Figure content listings
______

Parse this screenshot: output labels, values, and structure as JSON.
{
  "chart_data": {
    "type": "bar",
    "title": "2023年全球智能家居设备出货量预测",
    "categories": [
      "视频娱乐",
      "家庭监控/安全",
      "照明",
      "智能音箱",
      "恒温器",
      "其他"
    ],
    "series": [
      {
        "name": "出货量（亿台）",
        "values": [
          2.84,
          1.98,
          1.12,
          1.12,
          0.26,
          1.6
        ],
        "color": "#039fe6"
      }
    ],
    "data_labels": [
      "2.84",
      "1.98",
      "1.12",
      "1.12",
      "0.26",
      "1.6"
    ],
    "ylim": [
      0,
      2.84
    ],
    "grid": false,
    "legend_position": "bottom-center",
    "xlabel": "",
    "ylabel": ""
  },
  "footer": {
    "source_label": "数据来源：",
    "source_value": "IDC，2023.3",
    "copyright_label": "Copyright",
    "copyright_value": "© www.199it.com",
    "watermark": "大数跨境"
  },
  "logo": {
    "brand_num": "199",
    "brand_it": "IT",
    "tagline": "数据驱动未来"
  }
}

______

Exercise details: Each entry above is to be printed again exactly.

Complete answer:
Parse this screenshot: output labels, values, and structure as JSON.
{
  "chart_data": {
    "type": "bar",
    "title": "2023年全球智能家居设备出货量预测",
    "categories": [
      "视频娱乐",
      "家庭监控/安全",
      "照明",
      "智能音箱",
      "恒温器",
      "其他"
    ],
    "series": [
      {
        "name": "出货量（亿台）",
        "values": [
          2.84,
          1.98,
          1.12,
          1.12,
          0.26,
          1.6
        ],
        "color": "#039fe6"
      }
    ],
    "data_labels": [
      "2.84",
      "1.98",
      "1.12",
      "1.12",
      "0.26",
      "1.6"
    ],
    "ylim": [
      0,
      2.84
    ],
    "grid": false,
    "legend_position": "bottom-center",
    "xlabel": "",
    "ylabel": ""
  },
  "footer": {
    "source_label": "数据来源：",
    "source_value": "IDC，2023.3",
    "copyright_label": "Copyright",
    "copyright_value": "© www.199it.com",
    "watermark": "大数跨境"
  },
  "logo": {
    "brand_num": "199",
    "brand_it": "IT",
    "tagline": "数据驱动未来"
  }
}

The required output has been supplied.